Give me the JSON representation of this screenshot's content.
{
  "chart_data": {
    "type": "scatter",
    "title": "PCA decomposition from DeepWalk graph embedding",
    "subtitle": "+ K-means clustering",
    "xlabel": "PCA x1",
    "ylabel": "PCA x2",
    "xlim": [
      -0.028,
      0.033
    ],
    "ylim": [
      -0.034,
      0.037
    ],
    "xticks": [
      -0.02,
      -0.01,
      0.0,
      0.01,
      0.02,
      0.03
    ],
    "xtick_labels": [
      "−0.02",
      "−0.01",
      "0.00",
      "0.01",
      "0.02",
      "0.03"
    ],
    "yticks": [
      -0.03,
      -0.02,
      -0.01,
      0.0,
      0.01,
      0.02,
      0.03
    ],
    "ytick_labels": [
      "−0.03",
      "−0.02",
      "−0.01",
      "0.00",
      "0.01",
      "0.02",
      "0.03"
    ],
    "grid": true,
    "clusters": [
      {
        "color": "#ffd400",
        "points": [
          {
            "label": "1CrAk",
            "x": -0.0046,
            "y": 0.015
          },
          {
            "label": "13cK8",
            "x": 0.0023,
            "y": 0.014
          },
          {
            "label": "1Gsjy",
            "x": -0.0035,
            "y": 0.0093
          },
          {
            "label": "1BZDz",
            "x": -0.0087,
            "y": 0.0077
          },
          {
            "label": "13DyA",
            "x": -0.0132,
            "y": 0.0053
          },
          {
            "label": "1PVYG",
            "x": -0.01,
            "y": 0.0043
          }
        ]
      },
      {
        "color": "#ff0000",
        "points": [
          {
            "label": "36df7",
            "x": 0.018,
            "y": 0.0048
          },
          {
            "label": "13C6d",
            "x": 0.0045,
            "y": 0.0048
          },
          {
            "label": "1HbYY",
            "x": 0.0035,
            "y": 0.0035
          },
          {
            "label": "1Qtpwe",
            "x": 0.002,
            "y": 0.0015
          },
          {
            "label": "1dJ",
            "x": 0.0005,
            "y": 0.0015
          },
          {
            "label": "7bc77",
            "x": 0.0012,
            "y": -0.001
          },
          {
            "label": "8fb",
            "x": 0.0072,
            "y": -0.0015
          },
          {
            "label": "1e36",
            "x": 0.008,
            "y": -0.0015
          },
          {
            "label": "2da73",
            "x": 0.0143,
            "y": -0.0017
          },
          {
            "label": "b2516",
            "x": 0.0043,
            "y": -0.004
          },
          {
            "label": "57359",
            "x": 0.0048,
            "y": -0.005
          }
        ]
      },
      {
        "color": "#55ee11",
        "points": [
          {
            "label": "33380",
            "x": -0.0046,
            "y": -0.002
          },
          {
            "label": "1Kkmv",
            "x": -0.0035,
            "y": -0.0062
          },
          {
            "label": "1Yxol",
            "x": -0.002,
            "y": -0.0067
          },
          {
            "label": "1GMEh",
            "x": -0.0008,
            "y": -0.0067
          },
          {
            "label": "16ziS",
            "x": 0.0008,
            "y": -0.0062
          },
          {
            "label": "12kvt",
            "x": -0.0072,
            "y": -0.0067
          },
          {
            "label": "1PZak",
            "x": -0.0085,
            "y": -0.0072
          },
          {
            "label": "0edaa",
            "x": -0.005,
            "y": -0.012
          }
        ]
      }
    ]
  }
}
┄┄┄┄┄┄
### WHAT YOU ARE ASKED TO DO
Using the data above, return each line exactly as written.

### COMPLETED TASK
Give me the JSON representation of this screenshot's content.
{
  "chart_data": {
    "type": "scatter",
    "title": "PCA decomposition from DeepWalk graph embedding",
    "subtitle": "+ K-means clustering",
    "xlabel": "PCA x1",
    "ylabel": "PCA x2",
    "xlim": [
      -0.028,
      0.033
    ],
    "ylim": [
      -0.034,
      0.037
    ],
    "xticks": [
      -0.02,
      -0.01,
      0.0,
      0.01,
      0.02,
      0.03
    ],
    "xtick_labels": [
      "−0.02",
      "−0.01",
      "0.00",
      "0.01",
      "0.02",
      "0.03"
    ],
    "yticks": [
      -0.03,
      -0.02,
      -0.01,
      0.0,
      0.01,
      0.02,
      0.03
    ],
    "ytick_labels": [
      "−0.03",
      "−0.02",
      "−0.01",
      "0.00",
      "0.01",
      "0.02",
      "0.03"
    ],
    "grid": true,
    "clusters": [
      {
        "color": "#ffd400",
        "points": [
          {
            "label": "1CrAk",
            "x": -0.0046,
            "y": 0.015
          },
          {
            "label": "13cK8",
            "x": 0.0023,
            "y": 0.014
          },
          {
            "label": "1Gsjy",
            "x": -0.0035,
            "y": 0.0093
          },
          {
            "label": "1BZDz",
            "x": -0.0087,
            "y": 0.0077
          },
          {
            "label": "13DyA",
            "x": -0.0132,
            "y": 0.0053
          },
          {
            "label": "1PVYG",
            "x": -0.01,
            "y": 0.0043
          }
        ]
      },
      {
        "color": "#ff0000",
        "points": [
          {
            "label": "36df7",
            "x": 0.018,
            "y": 0.0048
          },
          {
            "label": "13C6d",
            "x": 0.0045,
            "y": 0.0048
          },
          {
            "label": "1HbYY",
            "x": 0.0035,
            "y": 0.0035
          },
          {
            "label": "1Qtpwe",
            "x": 0.002,
            "y": 0.0015
          },
          {
            "label": "1dJ",
            "x": 0.0005,
            "y": 0.0015
          },
          {
            "label": "7bc77",
            "x": 0.0012,
            "y": -0.001
          },
          {
            "label": "8fb",
            "x": 0.0072,
            "y": -0.0015
          },
          {
            "label": "1e36",
            "x": 0.008,
            "y": -0.0015
          },
          {
            "label": "2da73",
            "x": 0.0143,
            "y": -0.0017
          },
          {
            "label": "b2516",
            "x": 0.0043,
            "y": -0.004
          },
          {
            "label": "57359",
            "x": 0.0048,
            "y": -0.005
          }
        ]
      },
      {
        "color": "#55ee11",
        "points": [
          {
            "label": "33380",
            "x": -0.0046,
            "y": -0.002
          },
          {
            "label": "1Kkmv",
            "x": -0.0035,
            "y": -0.0062
          },
          {
            "label": "1Yxol",
            "x": -0.002,
            "y": -0.0067
          },
          {
            "label": "1GMEh",
            "x": -0.0008,
            "y": -0.0067
          },
          {
            "label": "16ziS",
            "x": 0.0008,
            "y": -0.0062
          },
          {
            "label": "12kvt",
            "x": -0.0072,
            "y": -0.0067
          },
          {
            "label": "1PZak",
            "x": -0.0085,
            "y": -0.0072
          },
          {
            "label": "0edaa",
            "x": -0.005,
            "y": -0.012
          }
        ]
      }
    ]
  }
}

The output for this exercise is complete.